● The exercise
Rewrite every line of the records below as one numbered list, leaving out any blank lines.

====== Extracted data ======

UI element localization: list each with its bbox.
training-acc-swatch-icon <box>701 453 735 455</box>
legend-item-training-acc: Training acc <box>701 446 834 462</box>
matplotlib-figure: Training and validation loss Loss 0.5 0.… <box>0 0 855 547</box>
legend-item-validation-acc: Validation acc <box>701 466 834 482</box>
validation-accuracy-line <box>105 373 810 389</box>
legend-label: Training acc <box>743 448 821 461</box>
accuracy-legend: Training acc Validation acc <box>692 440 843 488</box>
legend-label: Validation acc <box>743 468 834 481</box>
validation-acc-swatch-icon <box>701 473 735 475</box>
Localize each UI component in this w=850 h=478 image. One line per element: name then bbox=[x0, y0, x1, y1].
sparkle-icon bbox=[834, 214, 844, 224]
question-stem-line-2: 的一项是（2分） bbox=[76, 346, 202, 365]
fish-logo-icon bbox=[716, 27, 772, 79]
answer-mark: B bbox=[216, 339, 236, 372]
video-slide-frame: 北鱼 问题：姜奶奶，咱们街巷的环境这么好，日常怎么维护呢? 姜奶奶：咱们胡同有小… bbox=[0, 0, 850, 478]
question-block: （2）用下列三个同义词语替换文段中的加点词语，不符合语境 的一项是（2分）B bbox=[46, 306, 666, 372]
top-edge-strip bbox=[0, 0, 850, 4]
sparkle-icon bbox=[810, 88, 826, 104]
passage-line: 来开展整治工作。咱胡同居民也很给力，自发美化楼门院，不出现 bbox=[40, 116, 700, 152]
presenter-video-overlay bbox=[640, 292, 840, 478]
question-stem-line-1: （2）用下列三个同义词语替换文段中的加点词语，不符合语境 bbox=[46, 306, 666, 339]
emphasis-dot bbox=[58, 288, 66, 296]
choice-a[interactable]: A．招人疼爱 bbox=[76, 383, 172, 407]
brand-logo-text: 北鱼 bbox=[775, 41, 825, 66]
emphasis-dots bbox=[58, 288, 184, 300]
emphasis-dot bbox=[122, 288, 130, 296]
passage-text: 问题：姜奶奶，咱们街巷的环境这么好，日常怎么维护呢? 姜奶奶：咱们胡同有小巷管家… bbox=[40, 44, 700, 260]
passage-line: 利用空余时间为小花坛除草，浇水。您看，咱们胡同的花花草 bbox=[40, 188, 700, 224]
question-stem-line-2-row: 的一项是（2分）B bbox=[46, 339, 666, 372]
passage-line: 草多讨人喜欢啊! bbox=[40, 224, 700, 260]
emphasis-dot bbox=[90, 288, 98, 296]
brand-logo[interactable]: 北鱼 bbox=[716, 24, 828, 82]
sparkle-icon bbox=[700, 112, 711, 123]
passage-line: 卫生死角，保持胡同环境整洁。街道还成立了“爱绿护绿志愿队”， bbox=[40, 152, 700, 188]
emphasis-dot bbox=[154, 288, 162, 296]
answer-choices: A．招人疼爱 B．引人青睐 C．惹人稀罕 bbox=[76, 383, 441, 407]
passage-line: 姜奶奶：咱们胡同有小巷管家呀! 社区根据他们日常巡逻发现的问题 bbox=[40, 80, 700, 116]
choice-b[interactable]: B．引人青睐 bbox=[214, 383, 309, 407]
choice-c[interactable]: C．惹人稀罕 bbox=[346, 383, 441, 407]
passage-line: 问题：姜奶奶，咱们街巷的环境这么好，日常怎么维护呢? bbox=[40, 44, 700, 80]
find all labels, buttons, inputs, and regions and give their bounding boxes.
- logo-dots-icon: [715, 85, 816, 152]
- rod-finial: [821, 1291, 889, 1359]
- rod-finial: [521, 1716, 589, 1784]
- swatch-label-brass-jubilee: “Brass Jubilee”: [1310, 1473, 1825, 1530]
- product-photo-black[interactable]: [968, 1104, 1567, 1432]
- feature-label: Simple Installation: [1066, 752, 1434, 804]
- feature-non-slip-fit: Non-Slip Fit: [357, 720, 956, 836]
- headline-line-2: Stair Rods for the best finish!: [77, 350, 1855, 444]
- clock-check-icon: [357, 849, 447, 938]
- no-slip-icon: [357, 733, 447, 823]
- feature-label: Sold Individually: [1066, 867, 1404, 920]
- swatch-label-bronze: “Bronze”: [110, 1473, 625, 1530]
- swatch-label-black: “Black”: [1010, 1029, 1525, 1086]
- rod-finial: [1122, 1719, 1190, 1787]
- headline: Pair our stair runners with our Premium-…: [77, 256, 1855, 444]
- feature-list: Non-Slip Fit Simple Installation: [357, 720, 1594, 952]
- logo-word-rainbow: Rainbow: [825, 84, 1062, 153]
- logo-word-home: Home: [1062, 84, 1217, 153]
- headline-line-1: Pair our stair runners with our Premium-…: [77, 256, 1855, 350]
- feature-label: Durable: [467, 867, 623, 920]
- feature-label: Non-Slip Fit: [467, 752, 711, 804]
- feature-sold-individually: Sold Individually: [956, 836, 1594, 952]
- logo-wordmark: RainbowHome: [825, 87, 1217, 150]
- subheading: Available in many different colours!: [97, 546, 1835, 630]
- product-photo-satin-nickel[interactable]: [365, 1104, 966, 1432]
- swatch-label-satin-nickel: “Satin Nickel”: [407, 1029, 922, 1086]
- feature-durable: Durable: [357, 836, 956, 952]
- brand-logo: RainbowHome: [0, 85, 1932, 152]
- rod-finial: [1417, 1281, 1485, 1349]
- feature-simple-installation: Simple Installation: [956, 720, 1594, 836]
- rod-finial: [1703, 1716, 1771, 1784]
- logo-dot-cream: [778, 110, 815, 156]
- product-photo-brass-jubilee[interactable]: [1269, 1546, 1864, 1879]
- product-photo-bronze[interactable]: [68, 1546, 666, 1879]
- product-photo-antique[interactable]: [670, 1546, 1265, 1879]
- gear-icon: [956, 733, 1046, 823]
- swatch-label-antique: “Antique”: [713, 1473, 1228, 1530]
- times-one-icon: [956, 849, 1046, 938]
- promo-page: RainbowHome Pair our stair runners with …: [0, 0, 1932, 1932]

======

● Response to this exercise
1. UI element localization: list each with its bbox.
2. training-acc-swatch-icon <box>701 453 735 455</box>
3. legend-item-training-acc: Training acc <box>701 446 834 462</box>
4. matplotlib-figure: Training and validation loss Loss 0.5 0.… <box>0 0 855 547</box>
5. legend-item-validation-acc: Validation acc <box>701 466 834 482</box>
6. validation-accuracy-line <box>105 373 810 389</box>
7. legend-label: Training acc <box>743 448 821 461</box>
8. accuracy-legend: Training acc Validation acc <box>692 440 843 488</box>
9. legend-label: Validation acc <box>743 468 834 481</box>
10. validation-acc-swatch-icon <box>701 473 735 475</box>
11. Localize each UI component in this w=850 h=478 image. One line per element: name then bbox=[x0, y0, x1, y1].
12. sparkle-icon bbox=[834, 214, 844, 224]
13. question-stem-line-2: 的一项是（2分） bbox=[76, 346, 202, 365]
14. fish-logo-icon bbox=[716, 27, 772, 79]
15. answer-mark: B bbox=[216, 339, 236, 372]
16. video-slide-frame: 北鱼 问题：姜奶奶，咱们街巷的环境这么好，日常怎么维护呢? 姜奶奶：咱们胡同有小… bbox=[0, 0, 850, 478]
17. question-block: （2）用下列三个同义词语替换文段中的加点词语，不符合语境 的一项是（2分）B bbox=[46, 306, 666, 372]
18. top-edge-strip bbox=[0, 0, 850, 4]
19. sparkle-icon bbox=[810, 88, 826, 104]
20. passage-line: 来开展整治工作。咱胡同居民也很给力，自发美化楼门院，不出现 bbox=[40, 116, 700, 152]
21. presenter-video-overlay bbox=[640, 292, 840, 478]
22. question-stem-line-1: （2）用下列三个同义词语替换文段中的加点词语，不符合语境 bbox=[46, 306, 666, 339]
23. emphasis-dot bbox=[58, 288, 66, 296]
24. choice-a[interactable]: A．招人疼爱 bbox=[76, 383, 172, 407]
25. brand-logo-text: 北鱼 bbox=[775, 41, 825, 66]
26. emphasis-dots bbox=[58, 288, 184, 300]
27. emphasis-dot bbox=[122, 288, 130, 296]
28. passage-text: 问题：姜奶奶，咱们街巷的环境这么好，日常怎么维护呢? 姜奶奶：咱们胡同有小巷管家… bbox=[40, 44, 700, 260]
29. passage-line: 利用空余时间为小花坛除草，浇水。您看，咱们胡同的花花草 bbox=[40, 188, 700, 224]
30. question-stem-line-2-row: 的一项是（2分）B bbox=[46, 339, 666, 372]
31. passage-line: 草多讨人喜欢啊! bbox=[40, 224, 700, 260]
32. emphasis-dot bbox=[90, 288, 98, 296]
33. brand-logo[interactable]: 北鱼 bbox=[716, 24, 828, 82]
34. sparkle-icon bbox=[700, 112, 711, 123]
35. passage-line: 卫生死角，保持胡同环境整洁。街道还成立了“爱绿护绿志愿队”， bbox=[40, 152, 700, 188]
36. emphasis-dot bbox=[154, 288, 162, 296]
37. answer-choices: A．招人疼爱 B．引人青睐 C．惹人稀罕 bbox=[76, 383, 441, 407]
38. passage-line: 姜奶奶：咱们胡同有小巷管家呀! 社区根据他们日常巡逻发现的问题 bbox=[40, 80, 700, 116]
39. choice-b[interactable]: B．引人青睐 bbox=[214, 383, 309, 407]
40. choice-c[interactable]: C．惹人稀罕 bbox=[346, 383, 441, 407]
41. passage-line: 问题：姜奶奶，咱们街巷的环境这么好，日常怎么维护呢? bbox=[40, 44, 700, 80]
42. find all labels, buttons, inputs, and regions and give their bounding boxes.
43. - logo-dots-icon: [715, 85, 816, 152]
44. - rod-finial: [821, 1291, 889, 1359]
45. - rod-finial: [521, 1716, 589, 1784]
46. - swatch-label-brass-jubilee: “Brass Jubilee”: [1310, 1473, 1825, 1530]
47. - product-photo-black[interactable]: [968, 1104, 1567, 1432]
48. - feature-label: Simple Installation: [1066, 752, 1434, 804]
49. - feature-non-slip-fit: Non-Slip Fit: [357, 720, 956, 836]
50. - headline-line-2: Stair Rods for the best finish!: [77, 350, 1855, 444]
51. - clock-check-icon: [357, 849, 447, 938]
52. - no-slip-icon: [357, 733, 447, 823]
53. - feature-label: Sold Individually: [1066, 867, 1404, 920]
54. - swatch-label-bronze: “Bronze”: [110, 1473, 625, 1530]
55. - swatch-label-black: “Black”: [1010, 1029, 1525, 1086]
56. - rod-finial: [1122, 1719, 1190, 1787]
57. - headline: Pair our stair runners with our Premium-…: [77, 256, 1855, 444]
58. - feature-list: Non-Slip Fit Simple Installation: [357, 720, 1594, 952]
59. - logo-word-rainbow: Rainbow: [825, 84, 1062, 153]
60. - logo-word-home: Home: [1062, 84, 1217, 153]
61. - headline-line-1: Pair our stair runners with our Premium-…: [77, 256, 1855, 350]
62. - feature-label: Durable: [467, 867, 623, 920]
63. - feature-label: Non-Slip Fit: [467, 752, 711, 804]
64. - feature-sold-individually: Sold Individually: [956, 836, 1594, 952]
65. - logo-wordmark: RainbowHome: [825, 87, 1217, 150]
66. - subheading: Available in many different colours!: [97, 546, 1835, 630]
67. - product-photo-satin-nickel[interactable]: [365, 1104, 966, 1432]
68. - swatch-label-satin-nickel: “Satin Nickel”: [407, 1029, 922, 1086]
69. - feature-durable: Durable: [357, 836, 956, 952]
70. - brand-logo: RainbowHome: [0, 85, 1932, 152]
71. - rod-finial: [1417, 1281, 1485, 1349]
72. - feature-simple-installation: Simple Installation: [956, 720, 1594, 836]
73. - rod-finial: [1703, 1716, 1771, 1784]
74. - logo-dot-cream: [778, 110, 815, 156]
75. - product-photo-brass-jubilee[interactable]: [1269, 1546, 1864, 1879]
76. - product-photo-bronze[interactable]: [68, 1546, 666, 1879]
77. - product-photo-antique[interactable]: [670, 1546, 1265, 1879]
78. - gear-icon: [956, 733, 1046, 823]
79. - swatch-label-antique: “Antique”: [713, 1473, 1228, 1530]
80. - times-one-icon: [956, 849, 1046, 938]
81. - promo-page: RainbowHome Pair our stair runners with …: [0, 0, 1932, 1932]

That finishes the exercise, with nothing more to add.